[Records contained in a dataset]
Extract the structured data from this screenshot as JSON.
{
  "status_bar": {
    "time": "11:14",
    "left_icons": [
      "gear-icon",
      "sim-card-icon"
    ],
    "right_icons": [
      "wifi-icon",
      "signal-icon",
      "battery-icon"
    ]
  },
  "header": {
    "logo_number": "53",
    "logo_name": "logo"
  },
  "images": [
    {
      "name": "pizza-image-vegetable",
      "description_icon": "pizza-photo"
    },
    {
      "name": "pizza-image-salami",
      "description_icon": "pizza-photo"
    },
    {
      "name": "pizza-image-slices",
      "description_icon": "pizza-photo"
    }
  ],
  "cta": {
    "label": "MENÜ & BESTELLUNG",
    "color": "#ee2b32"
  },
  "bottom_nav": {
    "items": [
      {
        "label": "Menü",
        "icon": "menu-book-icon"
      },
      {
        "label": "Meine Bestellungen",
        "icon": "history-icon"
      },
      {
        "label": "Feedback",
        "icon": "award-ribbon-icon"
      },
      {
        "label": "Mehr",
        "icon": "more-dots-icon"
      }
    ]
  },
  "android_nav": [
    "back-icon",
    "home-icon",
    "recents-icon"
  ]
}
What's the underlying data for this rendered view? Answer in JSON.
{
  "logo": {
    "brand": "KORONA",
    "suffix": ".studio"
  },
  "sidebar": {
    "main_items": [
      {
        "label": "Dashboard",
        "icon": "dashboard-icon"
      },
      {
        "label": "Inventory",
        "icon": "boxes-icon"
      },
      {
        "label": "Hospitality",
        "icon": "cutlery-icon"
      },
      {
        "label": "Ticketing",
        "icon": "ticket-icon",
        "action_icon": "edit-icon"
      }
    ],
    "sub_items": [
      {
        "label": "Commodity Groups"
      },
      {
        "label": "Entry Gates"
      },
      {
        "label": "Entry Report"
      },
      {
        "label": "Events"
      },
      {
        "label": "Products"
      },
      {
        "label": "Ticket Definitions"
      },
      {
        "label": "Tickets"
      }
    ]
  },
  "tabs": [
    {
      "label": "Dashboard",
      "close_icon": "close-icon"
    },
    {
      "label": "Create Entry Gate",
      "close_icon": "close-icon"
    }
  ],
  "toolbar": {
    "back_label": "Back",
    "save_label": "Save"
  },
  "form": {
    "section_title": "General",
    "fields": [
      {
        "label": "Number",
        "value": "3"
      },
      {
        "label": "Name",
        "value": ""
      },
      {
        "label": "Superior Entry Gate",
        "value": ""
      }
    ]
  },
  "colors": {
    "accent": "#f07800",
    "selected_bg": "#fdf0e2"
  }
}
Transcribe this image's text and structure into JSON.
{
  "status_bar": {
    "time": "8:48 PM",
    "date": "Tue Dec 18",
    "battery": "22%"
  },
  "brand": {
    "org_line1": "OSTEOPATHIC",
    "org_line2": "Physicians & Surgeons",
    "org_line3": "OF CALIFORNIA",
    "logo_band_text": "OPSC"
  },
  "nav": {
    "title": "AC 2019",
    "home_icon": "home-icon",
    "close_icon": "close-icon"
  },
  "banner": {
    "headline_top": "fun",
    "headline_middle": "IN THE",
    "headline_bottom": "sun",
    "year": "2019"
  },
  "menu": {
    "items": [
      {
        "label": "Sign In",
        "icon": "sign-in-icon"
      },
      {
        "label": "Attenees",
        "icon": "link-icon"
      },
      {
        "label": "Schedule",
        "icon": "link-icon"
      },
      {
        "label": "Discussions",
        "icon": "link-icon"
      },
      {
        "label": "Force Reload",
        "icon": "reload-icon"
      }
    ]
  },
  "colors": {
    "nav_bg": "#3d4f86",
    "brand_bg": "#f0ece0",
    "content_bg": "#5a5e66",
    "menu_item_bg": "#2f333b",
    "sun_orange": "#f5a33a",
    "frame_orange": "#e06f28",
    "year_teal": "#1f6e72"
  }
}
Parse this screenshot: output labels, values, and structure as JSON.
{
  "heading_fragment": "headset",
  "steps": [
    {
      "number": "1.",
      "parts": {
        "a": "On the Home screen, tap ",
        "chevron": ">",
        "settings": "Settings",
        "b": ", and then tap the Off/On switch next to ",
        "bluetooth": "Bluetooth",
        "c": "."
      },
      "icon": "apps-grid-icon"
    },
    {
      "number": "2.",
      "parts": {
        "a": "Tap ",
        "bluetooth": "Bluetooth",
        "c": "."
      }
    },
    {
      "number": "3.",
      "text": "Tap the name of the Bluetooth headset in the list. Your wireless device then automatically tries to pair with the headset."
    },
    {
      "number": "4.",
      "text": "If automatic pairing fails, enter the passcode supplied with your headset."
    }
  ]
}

Direction: Write out the whole listing exactly.

The answer:
Extract the structured data from this screenshot as JSON.
{
  "status_bar": {
    "time": "11:14",
    "left_icons": [
      "gear-icon",
      "sim-card-icon"
    ],
    "right_icons": [
      "wifi-icon",
      "signal-icon",
      "battery-icon"
    ]
  },
  "header": {
    "logo_number": "53",
    "logo_name": "logo"
  },
  "images": [
    {
      "name": "pizza-image-vegetable",
      "description_icon": "pizza-photo"
    },
    {
      "name": "pizza-image-salami",
      "description_icon": "pizza-photo"
    },
    {
      "name": "pizza-image-slices",
      "description_icon": "pizza-photo"
    }
  ],
  "cta": {
    "label": "MENÜ & BESTELLUNG",
    "color": "#ee2b32"
  },
  "bottom_nav": {
    "items": [
      {
        "label": "Menü",
        "icon": "menu-book-icon"
      },
      {
        "label": "Meine Bestellungen",
        "icon": "history-icon"
      },
      {
        "label": "Feedback",
        "icon": "award-ribbon-icon"
      },
      {
        "label": "Mehr",
        "icon": "more-dots-icon"
      }
    ]
  },
  "android_nav": [
    "back-icon",
    "home-icon",
    "recents-icon"
  ]
}
What's the underlying data for this rendered view? Answer in JSON.
{
  "logo": {
    "brand": "KORONA",
    "suffix": ".studio"
  },
  "sidebar": {
    "main_items": [
      {
        "label": "Dashboard",
        "icon": "dashboard-icon"
      },
      {
        "label": "Inventory",
        "icon": "boxes-icon"
      },
      {
        "label": "Hospitality",
        "icon": "cutlery-icon"
      },
      {
        "label": "Ticketing",
        "icon": "ticket-icon",
        "action_icon": "edit-icon"
      }
    ],
    "sub_items": [
      {
        "label": "Commodity Groups"
      },
      {
        "label": "Entry Gates"
      },
      {
        "label": "Entry Report"
      },
      {
        "label": "Events"
      },
      {
        "label": "Products"
      },
      {
        "label": "Ticket Definitions"
      },
      {
        "label": "Tickets"
      }
    ]
  },
  "tabs": [
    {
      "label": "Dashboard",
      "close_icon": "close-icon"
    },
    {
      "label": "Create Entry Gate",
      "close_icon": "close-icon"
    }
  ],
  "toolbar": {
    "back_label": "Back",
    "save_label": "Save"
  },
  "form": {
    "section_title": "General",
    "fields": [
      {
        "label": "Number",
        "value": "3"
      },
      {
        "label": "Name",
        "value": ""
      },
      {
        "label": "Superior Entry Gate",
        "value": ""
      }
    ]
  },
  "colors": {
    "accent": "#f07800",
    "selected_bg": "#fdf0e2"
  }
}
Transcribe this image's text and structure into JSON.
{
  "status_bar": {
    "time": "8:48 PM",
    "date": "Tue Dec 18",
    "battery": "22%"
  },
  "brand": {
    "org_line1": "OSTEOPATHIC",
    "org_line2": "Physicians & Surgeons",
    "org_line3": "OF CALIFORNIA",
    "logo_band_text": "OPSC"
  },
  "nav": {
    "title": "AC 2019",
    "home_icon": "home-icon",
    "close_icon": "close-icon"
  },
  "banner": {
    "headline_top": "fun",
    "headline_middle": "IN THE",
    "headline_bottom": "sun",
    "year": "2019"
  },
  "menu": {
    "items": [
      {
        "label": "Sign In",
        "icon": "sign-in-icon"
      },
      {
        "label": "Attenees",
        "icon": "link-icon"
      },
      {
        "label": "Schedule",
        "icon": "link-icon"
      },
      {
        "label": "Discussions",
        "icon": "link-icon"
      },
      {
        "label": "Force Reload",
        "icon": "reload-icon"
      }
    ]
  },
  "colors": {
    "nav_bg": "#3d4f86",
    "brand_bg": "#f0ece0",
    "content_bg": "#5a5e66",
    "menu_item_bg": "#2f333b",
    "sun_orange": "#f5a33a",
    "frame_orange": "#e06f28",
    "year_teal": "#1f6e72"
  }
}
Parse this screenshot: output labels, values, and structure as JSON.
{
  "heading_fragment": "headset",
  "steps": [
    {
      "number": "1.",
      "parts": {
        "a": "On the Home screen, tap ",
        "chevron": ">",
        "settings": "Settings",
        "b": ", and then tap the Off/On switch next to ",
        "bluetooth": "Bluetooth",
        "c": "."
      },
      "icon": "apps-grid-icon"
    },
    {
      "number": "2.",
      "parts": {
        "a": "Tap ",
        "bluetooth": "Bluetooth",
        "c": "."
      }
    },
    {
      "number": "3.",
      "text": "Tap the name of the Bluetooth headset in the list. Your wireless device then automatically tries to pair with the headset."
    },
    {
      "number": "4.",
      "text": "If automatic pairing fails, enter the passcode supplied with your headset."
    }
  ]
}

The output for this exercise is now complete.